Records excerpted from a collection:

* * * *

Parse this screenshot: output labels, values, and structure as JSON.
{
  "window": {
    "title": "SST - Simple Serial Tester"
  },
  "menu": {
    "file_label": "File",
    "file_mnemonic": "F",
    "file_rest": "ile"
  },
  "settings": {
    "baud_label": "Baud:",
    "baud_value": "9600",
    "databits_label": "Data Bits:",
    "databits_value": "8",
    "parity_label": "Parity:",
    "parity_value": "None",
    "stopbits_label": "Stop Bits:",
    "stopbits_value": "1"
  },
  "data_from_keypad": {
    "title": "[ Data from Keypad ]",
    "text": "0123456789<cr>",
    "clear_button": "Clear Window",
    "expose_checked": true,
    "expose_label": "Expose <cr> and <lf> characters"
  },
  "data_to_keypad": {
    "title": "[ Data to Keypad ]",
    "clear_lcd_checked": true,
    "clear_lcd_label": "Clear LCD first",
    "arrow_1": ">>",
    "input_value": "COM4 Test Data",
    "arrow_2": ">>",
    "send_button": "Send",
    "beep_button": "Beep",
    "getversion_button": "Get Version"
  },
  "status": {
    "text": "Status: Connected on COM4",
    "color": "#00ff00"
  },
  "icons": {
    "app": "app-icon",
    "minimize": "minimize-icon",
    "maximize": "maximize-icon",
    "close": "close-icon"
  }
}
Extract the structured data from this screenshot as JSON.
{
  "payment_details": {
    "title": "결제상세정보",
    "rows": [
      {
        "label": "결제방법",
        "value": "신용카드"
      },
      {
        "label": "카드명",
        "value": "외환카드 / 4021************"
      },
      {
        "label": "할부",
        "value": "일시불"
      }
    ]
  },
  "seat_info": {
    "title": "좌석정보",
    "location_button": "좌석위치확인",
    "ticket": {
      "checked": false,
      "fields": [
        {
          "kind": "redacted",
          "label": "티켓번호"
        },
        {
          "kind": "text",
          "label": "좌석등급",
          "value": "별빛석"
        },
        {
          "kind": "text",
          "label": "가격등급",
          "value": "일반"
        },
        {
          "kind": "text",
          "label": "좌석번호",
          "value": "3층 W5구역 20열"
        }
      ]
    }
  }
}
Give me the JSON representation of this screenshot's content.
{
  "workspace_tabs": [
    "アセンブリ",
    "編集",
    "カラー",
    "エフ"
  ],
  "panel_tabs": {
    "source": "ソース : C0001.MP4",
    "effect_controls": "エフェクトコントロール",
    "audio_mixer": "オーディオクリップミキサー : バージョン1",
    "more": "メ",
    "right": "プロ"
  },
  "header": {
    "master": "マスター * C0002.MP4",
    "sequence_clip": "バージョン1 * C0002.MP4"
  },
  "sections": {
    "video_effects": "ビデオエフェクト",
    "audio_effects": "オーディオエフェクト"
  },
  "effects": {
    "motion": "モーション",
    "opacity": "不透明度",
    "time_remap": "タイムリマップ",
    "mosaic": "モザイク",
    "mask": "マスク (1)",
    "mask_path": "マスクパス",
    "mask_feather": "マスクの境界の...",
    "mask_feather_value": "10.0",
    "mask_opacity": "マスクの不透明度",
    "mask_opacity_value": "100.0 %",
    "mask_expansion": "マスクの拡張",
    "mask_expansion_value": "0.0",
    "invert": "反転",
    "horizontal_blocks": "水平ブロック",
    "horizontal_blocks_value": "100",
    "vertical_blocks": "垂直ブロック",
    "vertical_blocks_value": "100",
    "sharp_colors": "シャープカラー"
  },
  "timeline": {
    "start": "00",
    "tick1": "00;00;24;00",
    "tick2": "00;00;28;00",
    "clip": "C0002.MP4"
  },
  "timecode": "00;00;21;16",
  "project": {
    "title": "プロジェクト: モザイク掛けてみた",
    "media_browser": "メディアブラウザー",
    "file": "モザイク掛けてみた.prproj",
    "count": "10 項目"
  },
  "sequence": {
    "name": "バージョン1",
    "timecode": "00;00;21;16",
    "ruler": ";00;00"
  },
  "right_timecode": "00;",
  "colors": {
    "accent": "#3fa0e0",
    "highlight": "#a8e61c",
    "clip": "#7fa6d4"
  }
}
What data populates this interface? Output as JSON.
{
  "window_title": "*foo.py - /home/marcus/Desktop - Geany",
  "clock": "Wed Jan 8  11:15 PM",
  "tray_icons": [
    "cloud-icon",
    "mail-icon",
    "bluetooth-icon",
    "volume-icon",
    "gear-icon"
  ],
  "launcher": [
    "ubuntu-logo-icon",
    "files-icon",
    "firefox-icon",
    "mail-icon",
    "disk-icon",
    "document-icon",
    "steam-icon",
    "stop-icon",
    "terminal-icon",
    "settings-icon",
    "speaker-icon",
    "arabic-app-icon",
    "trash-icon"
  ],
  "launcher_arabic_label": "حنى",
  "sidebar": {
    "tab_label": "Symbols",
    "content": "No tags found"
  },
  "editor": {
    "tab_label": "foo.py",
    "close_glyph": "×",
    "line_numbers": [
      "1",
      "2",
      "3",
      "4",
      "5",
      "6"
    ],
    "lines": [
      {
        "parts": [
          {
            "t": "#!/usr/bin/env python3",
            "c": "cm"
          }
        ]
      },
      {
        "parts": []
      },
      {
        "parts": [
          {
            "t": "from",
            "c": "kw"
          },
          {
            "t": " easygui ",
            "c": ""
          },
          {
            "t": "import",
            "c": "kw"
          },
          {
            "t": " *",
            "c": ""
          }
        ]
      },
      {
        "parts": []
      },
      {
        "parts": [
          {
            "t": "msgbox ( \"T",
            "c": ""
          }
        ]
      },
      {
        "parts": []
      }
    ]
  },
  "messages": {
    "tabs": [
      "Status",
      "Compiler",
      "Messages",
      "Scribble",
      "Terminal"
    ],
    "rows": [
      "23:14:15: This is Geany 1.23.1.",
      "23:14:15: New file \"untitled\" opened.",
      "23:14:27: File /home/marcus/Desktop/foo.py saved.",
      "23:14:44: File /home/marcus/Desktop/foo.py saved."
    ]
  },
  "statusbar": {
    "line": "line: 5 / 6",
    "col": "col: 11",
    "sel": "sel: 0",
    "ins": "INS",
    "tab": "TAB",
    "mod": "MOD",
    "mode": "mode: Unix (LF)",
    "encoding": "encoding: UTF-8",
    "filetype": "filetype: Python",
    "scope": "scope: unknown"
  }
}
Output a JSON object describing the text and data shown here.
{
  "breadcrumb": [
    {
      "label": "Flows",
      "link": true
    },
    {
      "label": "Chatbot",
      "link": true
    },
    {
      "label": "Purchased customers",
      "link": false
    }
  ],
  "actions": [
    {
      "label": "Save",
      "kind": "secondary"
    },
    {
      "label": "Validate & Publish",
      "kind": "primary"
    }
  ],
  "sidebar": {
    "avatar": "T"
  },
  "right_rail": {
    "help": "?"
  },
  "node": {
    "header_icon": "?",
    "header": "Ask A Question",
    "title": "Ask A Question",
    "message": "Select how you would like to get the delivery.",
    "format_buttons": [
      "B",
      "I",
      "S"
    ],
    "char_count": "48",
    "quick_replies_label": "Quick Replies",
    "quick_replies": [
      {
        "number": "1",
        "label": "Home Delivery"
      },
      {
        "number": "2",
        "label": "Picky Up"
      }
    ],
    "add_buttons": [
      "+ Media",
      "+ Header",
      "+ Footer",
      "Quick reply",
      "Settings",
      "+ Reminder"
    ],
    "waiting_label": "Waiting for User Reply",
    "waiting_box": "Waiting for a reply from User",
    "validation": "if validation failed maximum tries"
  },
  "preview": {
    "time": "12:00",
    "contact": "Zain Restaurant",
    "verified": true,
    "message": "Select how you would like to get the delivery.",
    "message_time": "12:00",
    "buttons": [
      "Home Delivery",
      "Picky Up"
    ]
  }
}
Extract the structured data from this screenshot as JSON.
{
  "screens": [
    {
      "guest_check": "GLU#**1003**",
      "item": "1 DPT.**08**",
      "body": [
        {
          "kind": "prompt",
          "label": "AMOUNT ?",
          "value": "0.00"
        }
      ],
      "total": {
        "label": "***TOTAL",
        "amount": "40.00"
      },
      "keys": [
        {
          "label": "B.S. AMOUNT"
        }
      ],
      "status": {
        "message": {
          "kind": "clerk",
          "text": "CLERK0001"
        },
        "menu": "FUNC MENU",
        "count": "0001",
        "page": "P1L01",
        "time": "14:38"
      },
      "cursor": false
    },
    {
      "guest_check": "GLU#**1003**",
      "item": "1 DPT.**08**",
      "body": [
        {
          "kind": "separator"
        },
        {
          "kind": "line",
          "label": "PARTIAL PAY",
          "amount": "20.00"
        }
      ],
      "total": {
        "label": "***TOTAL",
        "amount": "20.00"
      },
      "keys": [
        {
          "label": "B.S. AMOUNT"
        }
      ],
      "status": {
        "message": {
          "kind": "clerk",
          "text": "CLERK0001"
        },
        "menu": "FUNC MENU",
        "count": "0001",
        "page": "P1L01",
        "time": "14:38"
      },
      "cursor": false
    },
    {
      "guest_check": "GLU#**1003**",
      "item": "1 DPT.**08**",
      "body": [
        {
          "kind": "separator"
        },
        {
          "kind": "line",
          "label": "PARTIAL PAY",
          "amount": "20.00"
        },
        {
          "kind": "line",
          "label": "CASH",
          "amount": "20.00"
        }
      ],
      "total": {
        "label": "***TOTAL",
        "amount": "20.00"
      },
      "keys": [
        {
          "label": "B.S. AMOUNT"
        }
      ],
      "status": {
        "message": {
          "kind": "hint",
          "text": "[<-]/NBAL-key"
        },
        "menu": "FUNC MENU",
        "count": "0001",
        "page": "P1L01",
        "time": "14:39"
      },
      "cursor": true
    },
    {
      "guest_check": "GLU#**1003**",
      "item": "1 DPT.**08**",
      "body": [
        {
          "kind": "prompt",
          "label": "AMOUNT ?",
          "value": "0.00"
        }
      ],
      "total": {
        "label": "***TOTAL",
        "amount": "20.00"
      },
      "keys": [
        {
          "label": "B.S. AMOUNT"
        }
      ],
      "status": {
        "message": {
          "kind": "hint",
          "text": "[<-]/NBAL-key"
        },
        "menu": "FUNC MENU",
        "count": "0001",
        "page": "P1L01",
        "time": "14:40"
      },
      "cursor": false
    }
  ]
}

* * * *

** Stated exercise **
Search the lines for "content". Copy each line that has it.

** Response to this task **
Give me the JSON representation of this screenshot's content.
    "content": "No tags found"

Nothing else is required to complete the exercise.